= TASK INPUT =
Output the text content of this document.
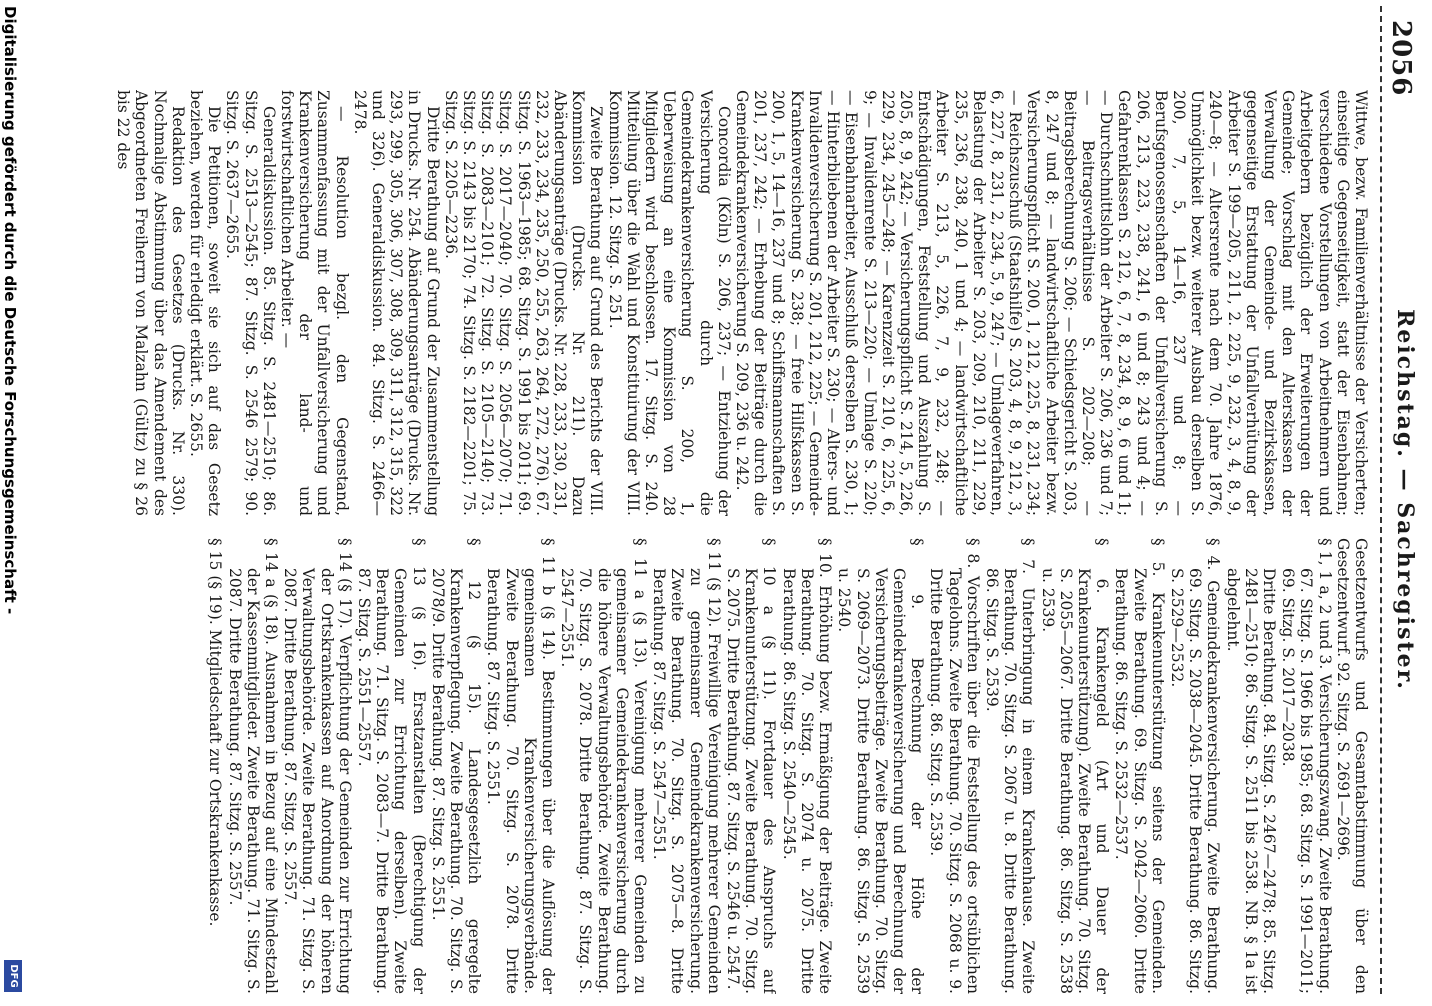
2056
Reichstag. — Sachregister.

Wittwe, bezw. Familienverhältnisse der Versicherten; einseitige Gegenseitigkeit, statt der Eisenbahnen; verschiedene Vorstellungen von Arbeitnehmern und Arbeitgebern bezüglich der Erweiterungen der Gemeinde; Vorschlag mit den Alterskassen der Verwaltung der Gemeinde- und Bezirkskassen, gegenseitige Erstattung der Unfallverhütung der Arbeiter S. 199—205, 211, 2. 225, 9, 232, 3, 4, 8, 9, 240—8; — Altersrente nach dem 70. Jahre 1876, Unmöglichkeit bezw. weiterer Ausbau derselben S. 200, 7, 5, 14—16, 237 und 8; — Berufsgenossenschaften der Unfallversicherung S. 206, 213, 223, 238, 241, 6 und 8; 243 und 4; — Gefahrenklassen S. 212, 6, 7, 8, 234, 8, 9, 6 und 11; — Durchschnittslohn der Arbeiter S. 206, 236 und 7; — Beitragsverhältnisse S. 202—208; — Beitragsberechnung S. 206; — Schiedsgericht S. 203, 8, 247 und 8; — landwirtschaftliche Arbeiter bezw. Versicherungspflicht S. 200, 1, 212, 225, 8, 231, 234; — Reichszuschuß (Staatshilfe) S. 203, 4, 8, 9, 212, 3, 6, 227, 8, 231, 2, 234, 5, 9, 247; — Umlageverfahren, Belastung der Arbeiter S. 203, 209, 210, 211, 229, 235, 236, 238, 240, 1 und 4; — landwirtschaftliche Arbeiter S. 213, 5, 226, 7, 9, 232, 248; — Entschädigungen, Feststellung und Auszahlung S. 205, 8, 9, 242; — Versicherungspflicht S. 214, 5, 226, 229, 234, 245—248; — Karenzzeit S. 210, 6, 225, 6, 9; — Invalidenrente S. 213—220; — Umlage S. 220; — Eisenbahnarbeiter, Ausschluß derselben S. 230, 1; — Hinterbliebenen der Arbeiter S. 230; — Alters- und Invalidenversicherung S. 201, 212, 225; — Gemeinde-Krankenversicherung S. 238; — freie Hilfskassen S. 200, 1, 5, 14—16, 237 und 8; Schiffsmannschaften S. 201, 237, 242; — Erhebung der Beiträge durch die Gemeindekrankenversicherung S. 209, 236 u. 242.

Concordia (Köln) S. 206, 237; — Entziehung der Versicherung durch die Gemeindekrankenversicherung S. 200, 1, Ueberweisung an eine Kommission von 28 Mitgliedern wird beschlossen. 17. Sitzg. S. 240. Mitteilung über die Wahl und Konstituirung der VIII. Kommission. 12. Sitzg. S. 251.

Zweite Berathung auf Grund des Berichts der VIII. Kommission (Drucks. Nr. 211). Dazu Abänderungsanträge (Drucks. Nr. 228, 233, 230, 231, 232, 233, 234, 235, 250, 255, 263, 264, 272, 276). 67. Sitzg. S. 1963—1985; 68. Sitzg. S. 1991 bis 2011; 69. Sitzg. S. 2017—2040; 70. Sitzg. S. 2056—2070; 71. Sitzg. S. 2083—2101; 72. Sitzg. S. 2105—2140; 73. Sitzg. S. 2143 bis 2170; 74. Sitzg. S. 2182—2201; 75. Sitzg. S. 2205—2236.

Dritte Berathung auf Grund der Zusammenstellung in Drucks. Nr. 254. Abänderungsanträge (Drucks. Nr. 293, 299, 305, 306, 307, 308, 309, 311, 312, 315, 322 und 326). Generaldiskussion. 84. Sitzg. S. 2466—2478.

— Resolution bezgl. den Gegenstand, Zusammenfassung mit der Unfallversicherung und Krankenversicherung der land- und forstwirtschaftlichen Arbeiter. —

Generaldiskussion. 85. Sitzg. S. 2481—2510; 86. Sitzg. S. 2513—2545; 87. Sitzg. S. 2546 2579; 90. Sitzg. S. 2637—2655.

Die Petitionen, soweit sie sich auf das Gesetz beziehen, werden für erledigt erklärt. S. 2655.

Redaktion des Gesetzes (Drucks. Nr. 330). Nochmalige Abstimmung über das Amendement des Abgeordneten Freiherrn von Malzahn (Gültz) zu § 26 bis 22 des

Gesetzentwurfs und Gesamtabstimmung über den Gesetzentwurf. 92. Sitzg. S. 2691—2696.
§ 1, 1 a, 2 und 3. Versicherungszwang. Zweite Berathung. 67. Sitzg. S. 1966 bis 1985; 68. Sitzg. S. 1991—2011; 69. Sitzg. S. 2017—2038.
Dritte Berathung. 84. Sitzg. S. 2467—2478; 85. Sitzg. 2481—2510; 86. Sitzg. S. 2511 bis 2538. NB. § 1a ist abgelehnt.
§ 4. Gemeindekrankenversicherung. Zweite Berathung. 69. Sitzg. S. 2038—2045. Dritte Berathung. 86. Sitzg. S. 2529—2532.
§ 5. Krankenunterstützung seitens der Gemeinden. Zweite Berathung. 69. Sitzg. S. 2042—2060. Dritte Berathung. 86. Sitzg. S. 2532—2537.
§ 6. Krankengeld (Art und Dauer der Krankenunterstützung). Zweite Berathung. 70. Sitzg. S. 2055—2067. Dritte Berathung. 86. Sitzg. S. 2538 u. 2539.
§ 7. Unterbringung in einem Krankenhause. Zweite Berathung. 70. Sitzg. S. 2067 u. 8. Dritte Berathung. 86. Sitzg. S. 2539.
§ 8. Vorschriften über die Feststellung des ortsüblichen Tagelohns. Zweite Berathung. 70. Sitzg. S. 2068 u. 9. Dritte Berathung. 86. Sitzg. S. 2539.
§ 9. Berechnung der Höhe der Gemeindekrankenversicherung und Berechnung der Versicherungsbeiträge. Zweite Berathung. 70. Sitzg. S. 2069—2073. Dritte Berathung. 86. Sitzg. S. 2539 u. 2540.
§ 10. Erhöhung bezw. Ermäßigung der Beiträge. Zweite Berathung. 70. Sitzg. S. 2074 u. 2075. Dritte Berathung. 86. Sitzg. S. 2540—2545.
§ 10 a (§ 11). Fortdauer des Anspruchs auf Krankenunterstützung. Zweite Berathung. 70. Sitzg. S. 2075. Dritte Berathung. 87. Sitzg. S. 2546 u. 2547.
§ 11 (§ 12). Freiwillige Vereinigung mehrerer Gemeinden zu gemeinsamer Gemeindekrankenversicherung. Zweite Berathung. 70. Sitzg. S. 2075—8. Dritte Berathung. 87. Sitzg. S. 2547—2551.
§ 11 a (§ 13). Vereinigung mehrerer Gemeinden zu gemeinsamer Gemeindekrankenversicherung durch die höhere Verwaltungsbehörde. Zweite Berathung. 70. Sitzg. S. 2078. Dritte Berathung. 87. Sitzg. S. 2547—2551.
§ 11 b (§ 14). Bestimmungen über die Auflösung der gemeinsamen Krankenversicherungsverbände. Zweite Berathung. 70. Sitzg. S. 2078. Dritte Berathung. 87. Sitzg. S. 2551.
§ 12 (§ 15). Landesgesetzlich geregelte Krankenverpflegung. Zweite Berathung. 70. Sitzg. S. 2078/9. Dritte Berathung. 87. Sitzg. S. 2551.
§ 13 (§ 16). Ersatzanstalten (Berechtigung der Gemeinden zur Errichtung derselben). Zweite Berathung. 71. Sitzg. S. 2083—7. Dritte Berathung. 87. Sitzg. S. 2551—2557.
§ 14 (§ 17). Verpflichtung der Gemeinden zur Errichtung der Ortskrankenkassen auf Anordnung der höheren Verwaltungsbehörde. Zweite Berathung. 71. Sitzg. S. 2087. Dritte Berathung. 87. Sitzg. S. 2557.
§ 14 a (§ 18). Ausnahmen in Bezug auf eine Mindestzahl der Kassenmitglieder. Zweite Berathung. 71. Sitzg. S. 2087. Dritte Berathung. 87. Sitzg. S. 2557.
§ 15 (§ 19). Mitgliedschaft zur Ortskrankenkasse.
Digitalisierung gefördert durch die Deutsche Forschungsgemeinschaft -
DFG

= THE REQUEST =
Pull out each line holding the string "Errichtung".

= OUTPUT FOR THIS EXERCISE =
§ 13 (§ 16). Ersatzanstalten (Berechtigung der Gemeinden zur Errichtung derselben). Zweite Berathung. 71. Sitzg. S. 2083—7. Dritte Berathung. 87. Sitzg. S. 2551—2557.
§ 14 (§ 17). Verpflichtung der Gemeinden zur Errichtung der Ortskrankenkassen auf Anordnung der höheren Verwaltungsbehörde. Zweite Berathung. 71. Sitzg. S. 2087. Dritte Berathung. 87. Sitzg. S. 2557.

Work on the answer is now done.